### TASK REQUIREMENTS
Gather each line of the records where "name" appears.

### PROVIDED DATA
##########

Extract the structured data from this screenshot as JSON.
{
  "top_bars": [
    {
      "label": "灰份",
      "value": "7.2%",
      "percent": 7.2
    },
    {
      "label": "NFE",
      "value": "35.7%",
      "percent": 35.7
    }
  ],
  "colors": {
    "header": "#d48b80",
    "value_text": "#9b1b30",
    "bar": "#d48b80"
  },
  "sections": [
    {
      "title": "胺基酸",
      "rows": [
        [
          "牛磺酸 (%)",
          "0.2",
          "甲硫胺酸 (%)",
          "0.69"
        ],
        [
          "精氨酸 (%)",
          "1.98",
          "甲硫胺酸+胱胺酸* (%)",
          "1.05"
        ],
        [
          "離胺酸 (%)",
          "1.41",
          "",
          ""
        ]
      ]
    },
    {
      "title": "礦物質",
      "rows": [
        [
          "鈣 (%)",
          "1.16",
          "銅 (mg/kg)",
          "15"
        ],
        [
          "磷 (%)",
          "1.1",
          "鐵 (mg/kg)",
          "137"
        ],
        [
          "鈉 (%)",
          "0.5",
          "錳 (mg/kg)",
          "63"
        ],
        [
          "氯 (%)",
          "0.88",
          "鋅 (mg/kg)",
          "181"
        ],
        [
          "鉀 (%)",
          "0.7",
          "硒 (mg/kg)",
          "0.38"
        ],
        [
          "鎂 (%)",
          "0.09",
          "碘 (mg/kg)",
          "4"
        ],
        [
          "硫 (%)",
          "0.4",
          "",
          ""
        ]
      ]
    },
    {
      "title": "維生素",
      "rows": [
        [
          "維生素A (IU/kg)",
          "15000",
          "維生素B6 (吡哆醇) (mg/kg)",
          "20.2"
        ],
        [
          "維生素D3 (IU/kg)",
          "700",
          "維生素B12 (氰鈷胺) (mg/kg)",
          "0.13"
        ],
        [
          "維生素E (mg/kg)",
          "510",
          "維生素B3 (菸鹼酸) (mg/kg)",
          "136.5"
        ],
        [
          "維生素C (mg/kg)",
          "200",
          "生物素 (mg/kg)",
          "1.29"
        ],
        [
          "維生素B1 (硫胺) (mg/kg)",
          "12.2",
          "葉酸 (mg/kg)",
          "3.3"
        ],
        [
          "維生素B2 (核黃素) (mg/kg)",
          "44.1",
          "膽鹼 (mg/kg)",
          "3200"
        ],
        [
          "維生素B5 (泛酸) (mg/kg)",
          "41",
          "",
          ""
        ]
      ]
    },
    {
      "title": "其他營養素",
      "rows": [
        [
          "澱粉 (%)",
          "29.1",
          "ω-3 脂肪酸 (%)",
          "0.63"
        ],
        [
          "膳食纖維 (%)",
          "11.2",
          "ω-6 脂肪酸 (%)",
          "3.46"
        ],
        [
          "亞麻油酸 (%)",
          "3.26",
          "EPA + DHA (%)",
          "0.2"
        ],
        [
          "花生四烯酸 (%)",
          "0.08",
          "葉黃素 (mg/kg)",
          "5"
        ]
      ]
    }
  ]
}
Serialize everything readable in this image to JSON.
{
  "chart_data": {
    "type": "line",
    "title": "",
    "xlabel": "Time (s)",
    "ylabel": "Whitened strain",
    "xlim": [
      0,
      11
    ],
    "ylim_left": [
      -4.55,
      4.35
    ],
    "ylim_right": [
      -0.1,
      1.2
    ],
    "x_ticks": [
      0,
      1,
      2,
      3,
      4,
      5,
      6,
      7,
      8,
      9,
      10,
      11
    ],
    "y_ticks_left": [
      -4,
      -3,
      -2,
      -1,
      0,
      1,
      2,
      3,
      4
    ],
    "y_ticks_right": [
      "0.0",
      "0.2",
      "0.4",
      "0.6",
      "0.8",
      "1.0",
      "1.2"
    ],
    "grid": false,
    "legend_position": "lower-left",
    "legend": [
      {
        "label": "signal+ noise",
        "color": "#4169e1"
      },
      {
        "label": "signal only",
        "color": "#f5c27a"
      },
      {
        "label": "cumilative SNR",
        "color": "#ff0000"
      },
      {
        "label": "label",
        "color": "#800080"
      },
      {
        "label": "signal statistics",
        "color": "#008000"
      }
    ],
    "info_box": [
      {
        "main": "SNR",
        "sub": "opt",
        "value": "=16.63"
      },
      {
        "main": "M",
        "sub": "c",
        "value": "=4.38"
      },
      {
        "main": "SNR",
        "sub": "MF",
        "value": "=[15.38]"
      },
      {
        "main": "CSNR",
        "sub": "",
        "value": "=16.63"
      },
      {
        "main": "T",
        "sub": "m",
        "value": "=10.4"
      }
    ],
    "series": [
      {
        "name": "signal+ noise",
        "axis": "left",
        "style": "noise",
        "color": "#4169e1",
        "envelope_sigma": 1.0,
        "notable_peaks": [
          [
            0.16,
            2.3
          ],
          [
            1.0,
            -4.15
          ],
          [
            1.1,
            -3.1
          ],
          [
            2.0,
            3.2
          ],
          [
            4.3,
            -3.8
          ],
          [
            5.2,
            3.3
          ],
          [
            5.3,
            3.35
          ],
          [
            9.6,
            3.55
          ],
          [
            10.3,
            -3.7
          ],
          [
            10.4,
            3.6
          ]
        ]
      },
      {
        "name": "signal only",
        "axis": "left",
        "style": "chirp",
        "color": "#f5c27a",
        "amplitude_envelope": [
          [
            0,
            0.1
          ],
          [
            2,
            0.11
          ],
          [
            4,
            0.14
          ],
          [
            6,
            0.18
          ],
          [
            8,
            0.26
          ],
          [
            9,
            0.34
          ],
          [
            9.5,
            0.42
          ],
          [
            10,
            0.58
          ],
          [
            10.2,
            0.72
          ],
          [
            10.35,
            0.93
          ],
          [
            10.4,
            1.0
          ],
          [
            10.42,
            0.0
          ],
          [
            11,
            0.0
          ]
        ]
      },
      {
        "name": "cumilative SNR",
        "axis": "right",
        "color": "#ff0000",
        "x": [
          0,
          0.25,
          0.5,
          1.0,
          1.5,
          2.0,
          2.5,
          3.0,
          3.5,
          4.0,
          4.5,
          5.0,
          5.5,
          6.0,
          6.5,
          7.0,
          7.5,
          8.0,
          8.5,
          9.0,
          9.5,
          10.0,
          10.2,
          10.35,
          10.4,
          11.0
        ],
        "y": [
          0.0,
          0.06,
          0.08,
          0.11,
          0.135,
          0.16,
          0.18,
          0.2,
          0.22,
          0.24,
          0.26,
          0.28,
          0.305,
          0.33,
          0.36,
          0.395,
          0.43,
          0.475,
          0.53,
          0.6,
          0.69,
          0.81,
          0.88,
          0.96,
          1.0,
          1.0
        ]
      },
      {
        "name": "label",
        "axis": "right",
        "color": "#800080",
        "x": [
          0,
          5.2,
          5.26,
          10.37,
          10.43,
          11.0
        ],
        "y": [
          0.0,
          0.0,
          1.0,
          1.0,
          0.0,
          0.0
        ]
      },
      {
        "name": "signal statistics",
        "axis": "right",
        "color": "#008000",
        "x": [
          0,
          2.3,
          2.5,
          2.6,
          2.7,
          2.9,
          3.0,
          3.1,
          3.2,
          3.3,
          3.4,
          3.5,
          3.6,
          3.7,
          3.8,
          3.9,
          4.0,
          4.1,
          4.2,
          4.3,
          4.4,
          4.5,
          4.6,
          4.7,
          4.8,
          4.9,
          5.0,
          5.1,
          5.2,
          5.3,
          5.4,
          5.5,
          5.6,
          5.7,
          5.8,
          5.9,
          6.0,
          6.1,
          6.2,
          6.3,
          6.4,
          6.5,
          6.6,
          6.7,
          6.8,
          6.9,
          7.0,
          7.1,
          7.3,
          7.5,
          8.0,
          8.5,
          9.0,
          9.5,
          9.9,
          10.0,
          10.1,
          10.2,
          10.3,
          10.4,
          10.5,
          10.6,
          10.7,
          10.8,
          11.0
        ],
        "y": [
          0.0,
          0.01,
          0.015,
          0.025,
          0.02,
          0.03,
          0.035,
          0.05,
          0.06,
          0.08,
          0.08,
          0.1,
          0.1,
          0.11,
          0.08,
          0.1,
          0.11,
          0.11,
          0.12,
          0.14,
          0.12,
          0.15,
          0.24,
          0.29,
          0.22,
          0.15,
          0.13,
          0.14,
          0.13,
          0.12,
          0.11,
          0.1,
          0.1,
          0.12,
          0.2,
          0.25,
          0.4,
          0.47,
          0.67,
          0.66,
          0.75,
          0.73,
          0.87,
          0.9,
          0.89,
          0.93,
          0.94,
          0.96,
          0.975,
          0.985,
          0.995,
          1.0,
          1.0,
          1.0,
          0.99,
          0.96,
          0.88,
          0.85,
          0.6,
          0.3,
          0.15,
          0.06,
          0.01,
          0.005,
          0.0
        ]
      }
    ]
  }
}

##########

### SOLUTION
        "name": "signal+ noise",
        "name": "signal only",
        "name": "cumilative SNR",
        "name": "label",
        "name": "signal statistics",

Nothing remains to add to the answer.